---- Listing

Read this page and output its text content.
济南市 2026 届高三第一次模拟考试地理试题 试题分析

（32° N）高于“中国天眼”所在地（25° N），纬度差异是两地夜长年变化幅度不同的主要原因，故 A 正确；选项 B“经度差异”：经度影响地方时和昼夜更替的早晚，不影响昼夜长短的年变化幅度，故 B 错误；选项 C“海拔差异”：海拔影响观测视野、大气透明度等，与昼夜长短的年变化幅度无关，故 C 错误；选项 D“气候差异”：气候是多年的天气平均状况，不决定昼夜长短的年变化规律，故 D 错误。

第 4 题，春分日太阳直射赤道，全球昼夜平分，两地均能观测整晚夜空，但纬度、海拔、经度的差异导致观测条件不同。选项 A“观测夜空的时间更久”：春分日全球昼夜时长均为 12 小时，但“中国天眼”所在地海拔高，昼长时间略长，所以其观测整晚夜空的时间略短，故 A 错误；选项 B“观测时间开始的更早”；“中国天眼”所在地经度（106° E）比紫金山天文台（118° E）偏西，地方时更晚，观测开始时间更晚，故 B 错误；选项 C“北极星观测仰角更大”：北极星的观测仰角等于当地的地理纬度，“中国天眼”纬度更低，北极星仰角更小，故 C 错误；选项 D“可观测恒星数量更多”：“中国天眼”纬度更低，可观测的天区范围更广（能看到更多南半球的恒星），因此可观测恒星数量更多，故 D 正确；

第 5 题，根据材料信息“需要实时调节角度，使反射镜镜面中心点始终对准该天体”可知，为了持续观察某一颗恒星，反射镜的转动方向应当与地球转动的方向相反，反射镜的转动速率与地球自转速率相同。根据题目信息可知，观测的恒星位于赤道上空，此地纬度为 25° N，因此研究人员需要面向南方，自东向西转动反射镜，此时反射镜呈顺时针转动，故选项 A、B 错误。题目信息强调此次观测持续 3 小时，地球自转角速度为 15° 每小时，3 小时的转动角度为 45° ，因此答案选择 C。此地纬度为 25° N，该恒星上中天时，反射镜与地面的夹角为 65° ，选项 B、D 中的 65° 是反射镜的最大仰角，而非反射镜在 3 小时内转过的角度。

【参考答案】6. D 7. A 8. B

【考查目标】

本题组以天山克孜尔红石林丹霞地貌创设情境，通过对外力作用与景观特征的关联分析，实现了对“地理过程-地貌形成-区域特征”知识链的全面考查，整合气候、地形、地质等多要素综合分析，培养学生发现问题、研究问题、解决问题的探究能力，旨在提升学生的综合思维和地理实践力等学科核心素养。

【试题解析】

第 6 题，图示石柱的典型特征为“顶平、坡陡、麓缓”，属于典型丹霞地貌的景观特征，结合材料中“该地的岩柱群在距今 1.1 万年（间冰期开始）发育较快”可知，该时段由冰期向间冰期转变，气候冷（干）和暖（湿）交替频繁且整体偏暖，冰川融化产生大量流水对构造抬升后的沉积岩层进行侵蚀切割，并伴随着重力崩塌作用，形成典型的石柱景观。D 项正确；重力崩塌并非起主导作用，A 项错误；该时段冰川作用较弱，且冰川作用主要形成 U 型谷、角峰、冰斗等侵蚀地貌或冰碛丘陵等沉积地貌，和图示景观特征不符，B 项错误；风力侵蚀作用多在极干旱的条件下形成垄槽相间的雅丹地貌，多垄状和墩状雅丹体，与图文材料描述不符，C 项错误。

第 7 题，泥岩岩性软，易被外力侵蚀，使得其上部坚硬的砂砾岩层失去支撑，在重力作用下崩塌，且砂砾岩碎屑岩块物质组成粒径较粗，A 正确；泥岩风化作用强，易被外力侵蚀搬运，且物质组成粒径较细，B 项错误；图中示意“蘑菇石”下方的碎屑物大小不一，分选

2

--------
---- Listing

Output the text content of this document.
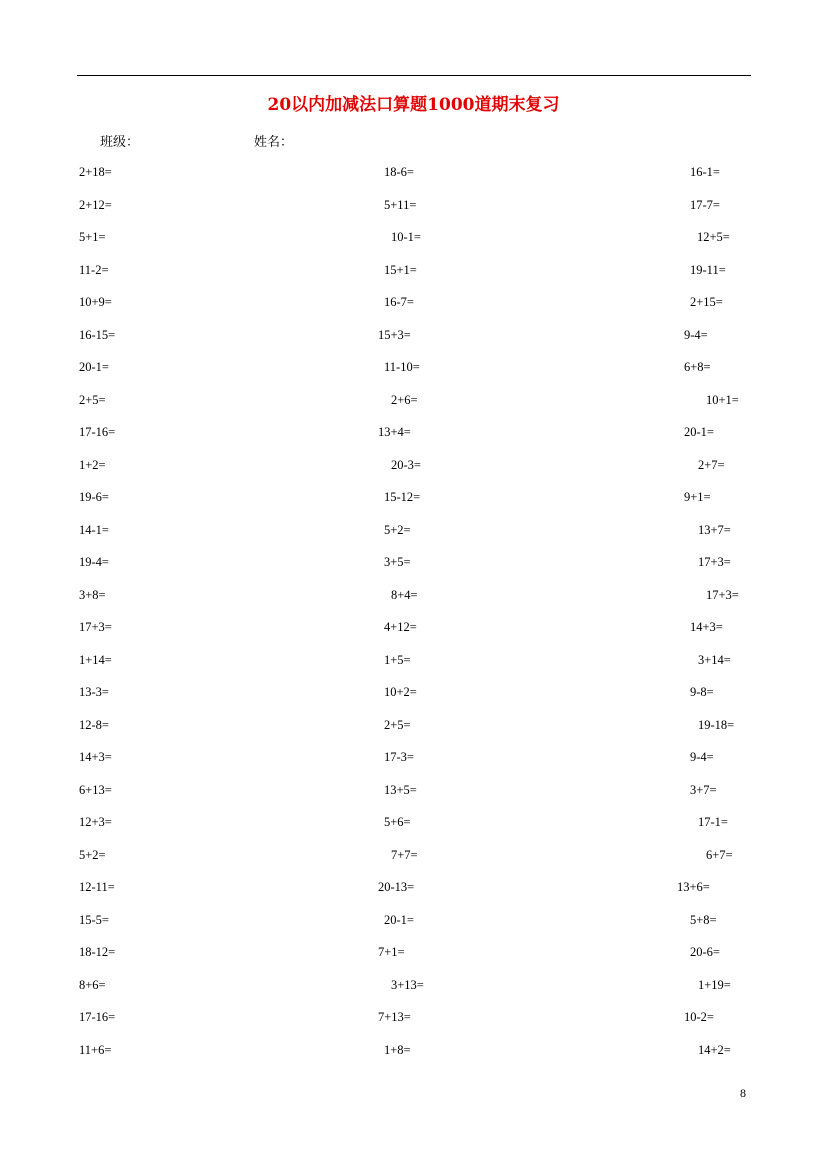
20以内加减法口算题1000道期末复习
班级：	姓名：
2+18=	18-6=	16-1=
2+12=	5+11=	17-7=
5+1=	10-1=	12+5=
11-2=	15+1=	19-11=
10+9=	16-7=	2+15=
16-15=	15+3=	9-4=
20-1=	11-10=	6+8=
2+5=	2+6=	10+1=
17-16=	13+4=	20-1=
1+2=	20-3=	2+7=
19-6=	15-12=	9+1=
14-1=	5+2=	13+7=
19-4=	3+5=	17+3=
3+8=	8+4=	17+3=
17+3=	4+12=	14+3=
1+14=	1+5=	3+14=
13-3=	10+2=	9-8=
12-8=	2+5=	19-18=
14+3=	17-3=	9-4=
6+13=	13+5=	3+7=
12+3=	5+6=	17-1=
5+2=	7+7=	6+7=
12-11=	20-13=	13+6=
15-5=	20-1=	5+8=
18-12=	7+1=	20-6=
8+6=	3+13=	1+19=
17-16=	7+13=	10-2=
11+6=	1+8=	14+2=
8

--------

- Task brief: Where a line holds "中国天眼", copy that line.

- Solution for this exercise:
（32° N）高于“中国天眼”所在地（25° N），纬度差异是两地夜长年变化幅度不同的主要原因，故 A 正确；选项 B“经度差异”：经度影响地方时和昼夜更替的早晚，不影响昼夜长短的年变化幅度，故 B 错误；选项 C“海拔差异”：海拔影响观测视野、大气透明度等，与昼夜长短的年变化幅度无关，故 C 错误；选项 D“气候差异”：气候是多年的天气平均状况，不决定昼夜长短的年变化规律，故 D 错误。
第 4 题，春分日太阳直射赤道，全球昼夜平分，两地均能观测整晚夜空，但纬度、海拔、经度的差异导致观测条件不同。选项 A“观测夜空的时间更久”：春分日全球昼夜时长均为 12 小时，但“中国天眼”所在地海拔高，昼长时间略长，所以其观测整晚夜空的时间略短，故 A 错误；选项 B“观测时间开始的更早”；“中国天眼”所在地经度（106° E）比紫金山天文台（118° E）偏西，地方时更晚，观测开始时间更晚，故 B 错误；选项 C“北极星观测仰角更大”：北极星的观测仰角等于当地的地理纬度，“中国天眼”纬度更低，北极星仰角更小，故 C 错误；选项 D“可观测恒星数量更多”：“中国天眼”纬度更低，可观测的天区范围更广（能看到更多南半球的恒星），因此可观测恒星数量更多，故 D 正确；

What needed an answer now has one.